Excerpt:
Day 3

Author

SW

Active learning

In the previous sessions, we’ve had some hands on time running different programs and hopefully gaining an idea of the types of information we can extract from genomic data. Today I would like you to work either alone or in groups, and attempt to formulate an evolutionary hypothesis that could be investigated using genomic data and the methods we have covered.

You may have your own data sets you are working on, this could be an opportunity to ask for advice on how to investigate specific questions you are interested in, and I can try and give advice if possible. You don’t have to worry about completing a project today, this is simply an opportunity to begin thinking about how genomic data can be applied and represented graphically.

11. If you would like to make your own dataset:

You’ve learned how to use genomic data to estimate heterozygosity for an organism, how to look for endosymbiotic bacteria, how to find genes and organise them into orthologous groups and trees. You’ve also learned how to compare genome similarity between two species at a chromosome level. Using the DToL Lepidoptera species, we can think about linking these types of data across multiple species to a database of ecological traits. This database includes data on long and short term population size trends, host-plant specificity, phenological shifts and more!

Given information:

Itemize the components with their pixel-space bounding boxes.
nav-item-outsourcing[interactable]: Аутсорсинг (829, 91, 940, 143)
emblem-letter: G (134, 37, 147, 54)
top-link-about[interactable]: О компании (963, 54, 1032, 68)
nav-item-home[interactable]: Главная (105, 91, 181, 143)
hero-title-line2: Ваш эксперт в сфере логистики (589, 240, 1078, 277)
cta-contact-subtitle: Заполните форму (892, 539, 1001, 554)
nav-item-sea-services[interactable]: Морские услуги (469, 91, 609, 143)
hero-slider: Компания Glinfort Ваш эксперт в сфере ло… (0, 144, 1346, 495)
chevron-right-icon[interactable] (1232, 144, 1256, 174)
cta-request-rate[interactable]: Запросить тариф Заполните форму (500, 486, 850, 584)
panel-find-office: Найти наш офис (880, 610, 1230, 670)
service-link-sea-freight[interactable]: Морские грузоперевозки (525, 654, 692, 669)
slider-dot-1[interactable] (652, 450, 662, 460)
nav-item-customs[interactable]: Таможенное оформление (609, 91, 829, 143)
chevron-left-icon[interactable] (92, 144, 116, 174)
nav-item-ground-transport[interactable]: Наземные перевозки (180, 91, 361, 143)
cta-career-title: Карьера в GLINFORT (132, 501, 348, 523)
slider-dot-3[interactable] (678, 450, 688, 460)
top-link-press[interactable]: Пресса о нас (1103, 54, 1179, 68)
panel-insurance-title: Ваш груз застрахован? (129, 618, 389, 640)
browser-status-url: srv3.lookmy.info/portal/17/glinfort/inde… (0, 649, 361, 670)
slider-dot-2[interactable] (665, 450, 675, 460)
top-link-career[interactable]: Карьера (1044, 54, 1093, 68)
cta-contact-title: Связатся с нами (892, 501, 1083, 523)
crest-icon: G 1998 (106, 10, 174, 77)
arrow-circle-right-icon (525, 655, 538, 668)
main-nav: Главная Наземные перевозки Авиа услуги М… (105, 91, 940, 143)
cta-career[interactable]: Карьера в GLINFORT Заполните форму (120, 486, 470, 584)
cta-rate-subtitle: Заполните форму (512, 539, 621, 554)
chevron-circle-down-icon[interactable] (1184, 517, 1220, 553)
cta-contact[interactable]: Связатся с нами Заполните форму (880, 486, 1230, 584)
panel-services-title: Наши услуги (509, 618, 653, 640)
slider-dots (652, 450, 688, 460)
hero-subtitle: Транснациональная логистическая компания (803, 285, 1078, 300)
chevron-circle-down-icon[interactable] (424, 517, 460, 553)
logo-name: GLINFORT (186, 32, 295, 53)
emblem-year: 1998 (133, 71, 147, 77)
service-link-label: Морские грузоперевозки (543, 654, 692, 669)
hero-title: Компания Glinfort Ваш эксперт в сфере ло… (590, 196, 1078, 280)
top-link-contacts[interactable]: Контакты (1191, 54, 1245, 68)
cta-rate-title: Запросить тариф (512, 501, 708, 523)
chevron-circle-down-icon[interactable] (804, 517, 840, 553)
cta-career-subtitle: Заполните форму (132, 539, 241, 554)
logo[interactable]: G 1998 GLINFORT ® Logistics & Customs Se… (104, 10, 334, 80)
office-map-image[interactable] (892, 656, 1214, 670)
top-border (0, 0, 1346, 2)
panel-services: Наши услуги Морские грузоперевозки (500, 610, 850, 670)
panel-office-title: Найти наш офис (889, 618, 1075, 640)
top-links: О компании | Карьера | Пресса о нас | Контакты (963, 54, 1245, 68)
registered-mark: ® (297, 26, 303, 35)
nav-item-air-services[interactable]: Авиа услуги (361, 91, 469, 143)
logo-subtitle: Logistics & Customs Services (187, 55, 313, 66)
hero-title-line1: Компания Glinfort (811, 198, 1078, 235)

Set of tasks:
A – Rewrite the Day 3 notes from "Active learning" to "and represented graphically.", putting "question" in place of "hypothesis".
B – Pick up the Day 3 notes after their last sentence and keep writing.

Exercise results:
A –
Active learning

In the previous sessions, we’ve had some hands on time running different programs and hopefully gaining an idea of the types of information we can extract from genomic data. Today I would like you to work either alone or in groups, and attempt to formulate an evolutionary question that could be investigated using genomic data and the methods we have covered.

You may have your own data sets you are working on, this could be an opportunity to ask for advice on how to investigate specific questions you are interested in, and I can try and give advice if possible. You don’t have to worry about completing a project today, this is simply an opportunity to begin thinking about how genomic data can be applied and represented graphically.

B –
We can create a novel dataset, by downloading the ecological_traits.csv found here. We can then combine this data by adding new columns containing the genomescope k-mer results for the corresponding species found on the DToL project QC website (here is an example species).

Here is an example file I created that combines data for some geometrid moths: https://raw.githubusercontent.com/swomics/CR-Workshop-2022/main/docs/Resources/ecological_traits_genome_example.csv

There are various biological questions you could think about, and investigate by plotting the different columns in ggplot2:

  • Do long term population declines predict reduced levels of heterozygosity? (paper) (geom_point plot estimated heterozygosity vs. population decline %)

  • Do closely related species have similar genome size? (paper) (geom_boxplot estimated genome size vs. Family)

  • Can differences in genome size be explained by differences in repeat content? (paper) (geom_point estimated genome size vs. repeat percentage x genome size)

This is the type of R code you could use to investigate the data visually, you may also want to perform statistical tests, if you are familiar with this (feel free to ask about this).

library(ggplot2)
data <- read.csv("~/Desktop/ecological_traits_genome_example.csv")

ggplot(data=data,aes(x=pacbio_estimated_heterozygosity_percent,y=abundance_trend_gb)) + geom_point()

ggplot(data=data,aes(x=pacbio_estimated_heterozygosity_percent,y=specificity)) + geom_boxplot()

Have a go at gathering your own combined dataset using genomic and ecological data and try to reflect critically on the questions you could answer with your selection of organisms, how many samples you might need, and whether they need to come from different families or not. Some species in the ecological_traits data set have not yet been processed by the DToL project, so it may be easier to browse lepidopteran species on the DToL site first, and search for them in the ecological data.

12. If you would like to use a data set you already have:

Please ask me! I may not have the specific expertise to help, but I would be interested to hear about your projects regardless.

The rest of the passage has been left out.